State the number of lines that include the string "letter", and write nothing else.

───── Raw data ─────

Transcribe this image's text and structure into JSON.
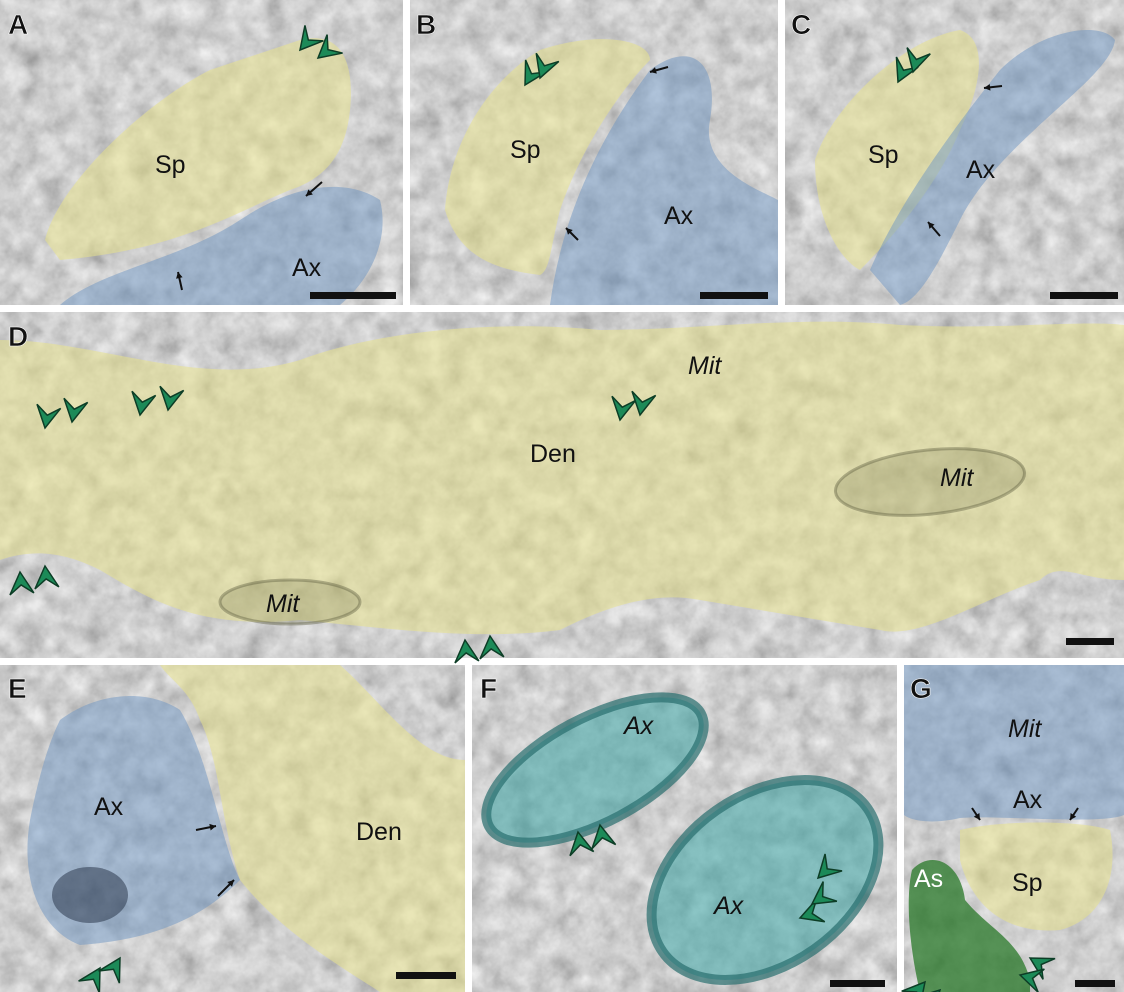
{
  "panels": [
    {
      "letter": "A",
      "labels": [
        "Sp",
        "Ax"
      ]
    },
    {
      "letter": "B",
      "labels": [
        "Sp",
        "Ax"
      ]
    },
    {
      "letter": "C",
      "labels": [
        "Sp",
        "Ax"
      ]
    },
    {
      "letter": "D",
      "labels": [
        "Mit",
        "Mit",
        "Den",
        "Mit"
      ]
    },
    {
      "letter": "E",
      "labels": [
        "Ax",
        "Den"
      ]
    },
    {
      "letter": "F",
      "labels": [
        "Ax",
        "Ax"
      ]
    },
    {
      "letter": "G",
      "labels": [
        "Mit",
        "Ax",
        "Sp",
        "As"
      ]
    }
  ]
}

─────

- _Task answer_: 7